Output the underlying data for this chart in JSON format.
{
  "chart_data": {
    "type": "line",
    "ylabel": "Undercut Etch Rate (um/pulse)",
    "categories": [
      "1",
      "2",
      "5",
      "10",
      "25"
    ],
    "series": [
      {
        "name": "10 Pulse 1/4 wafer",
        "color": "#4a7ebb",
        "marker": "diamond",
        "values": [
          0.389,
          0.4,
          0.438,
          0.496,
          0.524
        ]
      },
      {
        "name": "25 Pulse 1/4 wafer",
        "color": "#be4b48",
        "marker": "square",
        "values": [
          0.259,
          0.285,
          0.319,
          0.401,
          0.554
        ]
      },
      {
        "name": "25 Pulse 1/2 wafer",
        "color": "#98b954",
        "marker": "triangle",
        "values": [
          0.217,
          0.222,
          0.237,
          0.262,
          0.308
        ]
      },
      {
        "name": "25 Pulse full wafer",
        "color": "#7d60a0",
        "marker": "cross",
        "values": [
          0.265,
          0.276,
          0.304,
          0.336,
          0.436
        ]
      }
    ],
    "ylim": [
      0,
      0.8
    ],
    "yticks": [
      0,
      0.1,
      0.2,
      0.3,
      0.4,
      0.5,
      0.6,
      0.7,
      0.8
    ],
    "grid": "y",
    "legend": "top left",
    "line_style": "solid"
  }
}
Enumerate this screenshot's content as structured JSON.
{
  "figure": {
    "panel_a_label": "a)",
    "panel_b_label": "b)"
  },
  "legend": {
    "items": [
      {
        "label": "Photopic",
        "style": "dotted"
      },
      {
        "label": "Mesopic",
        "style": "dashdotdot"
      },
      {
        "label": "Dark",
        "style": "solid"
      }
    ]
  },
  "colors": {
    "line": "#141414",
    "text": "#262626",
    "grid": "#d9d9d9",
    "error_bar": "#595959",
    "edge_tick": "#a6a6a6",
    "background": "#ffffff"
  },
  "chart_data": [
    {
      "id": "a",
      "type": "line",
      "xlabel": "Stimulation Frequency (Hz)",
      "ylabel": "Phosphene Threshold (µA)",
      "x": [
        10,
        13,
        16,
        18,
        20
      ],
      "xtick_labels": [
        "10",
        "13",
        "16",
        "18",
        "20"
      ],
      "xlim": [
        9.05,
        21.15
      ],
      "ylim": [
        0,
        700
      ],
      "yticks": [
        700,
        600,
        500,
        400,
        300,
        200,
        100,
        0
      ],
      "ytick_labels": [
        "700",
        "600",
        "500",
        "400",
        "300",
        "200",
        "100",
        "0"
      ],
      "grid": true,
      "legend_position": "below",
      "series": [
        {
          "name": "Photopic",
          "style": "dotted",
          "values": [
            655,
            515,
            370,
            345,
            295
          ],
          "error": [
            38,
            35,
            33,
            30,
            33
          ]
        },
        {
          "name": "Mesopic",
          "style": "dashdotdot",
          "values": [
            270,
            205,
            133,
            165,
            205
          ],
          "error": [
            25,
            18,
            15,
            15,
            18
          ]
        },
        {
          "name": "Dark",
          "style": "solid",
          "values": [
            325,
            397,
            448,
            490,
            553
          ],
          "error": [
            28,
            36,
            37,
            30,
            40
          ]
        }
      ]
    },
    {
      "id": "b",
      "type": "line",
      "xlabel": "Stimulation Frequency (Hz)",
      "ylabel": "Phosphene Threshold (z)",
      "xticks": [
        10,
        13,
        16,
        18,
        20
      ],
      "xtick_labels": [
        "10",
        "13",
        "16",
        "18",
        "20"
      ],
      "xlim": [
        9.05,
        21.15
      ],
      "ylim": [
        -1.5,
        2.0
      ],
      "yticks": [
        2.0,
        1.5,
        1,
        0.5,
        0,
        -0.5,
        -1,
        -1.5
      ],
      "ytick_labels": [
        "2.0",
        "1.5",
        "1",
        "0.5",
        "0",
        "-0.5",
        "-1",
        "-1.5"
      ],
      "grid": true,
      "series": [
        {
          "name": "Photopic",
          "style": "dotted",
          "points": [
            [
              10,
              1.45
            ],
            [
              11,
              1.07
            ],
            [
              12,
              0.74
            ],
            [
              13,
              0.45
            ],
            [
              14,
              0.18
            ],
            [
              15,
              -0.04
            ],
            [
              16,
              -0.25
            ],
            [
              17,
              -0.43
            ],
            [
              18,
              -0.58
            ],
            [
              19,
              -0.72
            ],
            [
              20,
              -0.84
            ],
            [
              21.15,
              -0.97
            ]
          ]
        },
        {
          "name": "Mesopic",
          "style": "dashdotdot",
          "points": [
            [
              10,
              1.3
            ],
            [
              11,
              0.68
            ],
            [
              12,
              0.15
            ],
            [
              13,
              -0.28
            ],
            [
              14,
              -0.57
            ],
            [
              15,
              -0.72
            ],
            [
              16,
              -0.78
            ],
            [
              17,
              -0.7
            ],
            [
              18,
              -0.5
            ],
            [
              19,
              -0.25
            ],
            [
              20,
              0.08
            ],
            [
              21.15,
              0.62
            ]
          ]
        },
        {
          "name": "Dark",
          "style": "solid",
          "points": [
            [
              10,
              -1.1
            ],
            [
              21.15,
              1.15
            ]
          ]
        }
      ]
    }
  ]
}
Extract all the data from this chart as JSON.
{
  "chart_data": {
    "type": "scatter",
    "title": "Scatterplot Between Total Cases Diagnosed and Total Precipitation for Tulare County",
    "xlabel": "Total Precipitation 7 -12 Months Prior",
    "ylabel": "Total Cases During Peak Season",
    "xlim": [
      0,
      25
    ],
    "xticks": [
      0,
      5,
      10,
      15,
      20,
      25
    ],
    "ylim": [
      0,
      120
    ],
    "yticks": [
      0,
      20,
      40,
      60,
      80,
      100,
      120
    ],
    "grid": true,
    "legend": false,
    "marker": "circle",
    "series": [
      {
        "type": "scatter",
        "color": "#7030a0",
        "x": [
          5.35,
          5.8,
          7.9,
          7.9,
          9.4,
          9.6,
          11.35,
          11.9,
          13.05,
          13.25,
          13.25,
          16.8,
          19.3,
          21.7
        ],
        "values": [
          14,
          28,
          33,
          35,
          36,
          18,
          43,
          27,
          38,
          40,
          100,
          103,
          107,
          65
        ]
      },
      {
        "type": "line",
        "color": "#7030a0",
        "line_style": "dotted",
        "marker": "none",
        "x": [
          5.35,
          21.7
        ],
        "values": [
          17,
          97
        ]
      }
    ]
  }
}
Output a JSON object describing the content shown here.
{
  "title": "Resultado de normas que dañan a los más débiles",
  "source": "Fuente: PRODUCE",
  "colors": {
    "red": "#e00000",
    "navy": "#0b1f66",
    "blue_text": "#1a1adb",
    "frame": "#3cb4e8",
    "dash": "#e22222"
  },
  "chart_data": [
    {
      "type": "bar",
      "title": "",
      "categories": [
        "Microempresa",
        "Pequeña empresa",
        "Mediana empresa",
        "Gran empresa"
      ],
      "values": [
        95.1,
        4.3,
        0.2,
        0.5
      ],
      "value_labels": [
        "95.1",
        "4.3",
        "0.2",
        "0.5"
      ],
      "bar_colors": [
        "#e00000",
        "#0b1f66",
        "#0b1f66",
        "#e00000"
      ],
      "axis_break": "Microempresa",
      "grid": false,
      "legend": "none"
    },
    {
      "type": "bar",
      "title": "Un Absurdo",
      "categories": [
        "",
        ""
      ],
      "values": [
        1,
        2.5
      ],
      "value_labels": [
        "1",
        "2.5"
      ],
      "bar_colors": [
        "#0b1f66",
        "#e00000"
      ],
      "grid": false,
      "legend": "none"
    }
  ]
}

§ **Task**:
Find each line holding the word "marker" and copy it.

§ **Written answer**:
        "marker": "diamond",
        "marker": "square",
        "marker": "triangle",
        "marker": "cross",
    "marker": "circle",
        "marker": "none",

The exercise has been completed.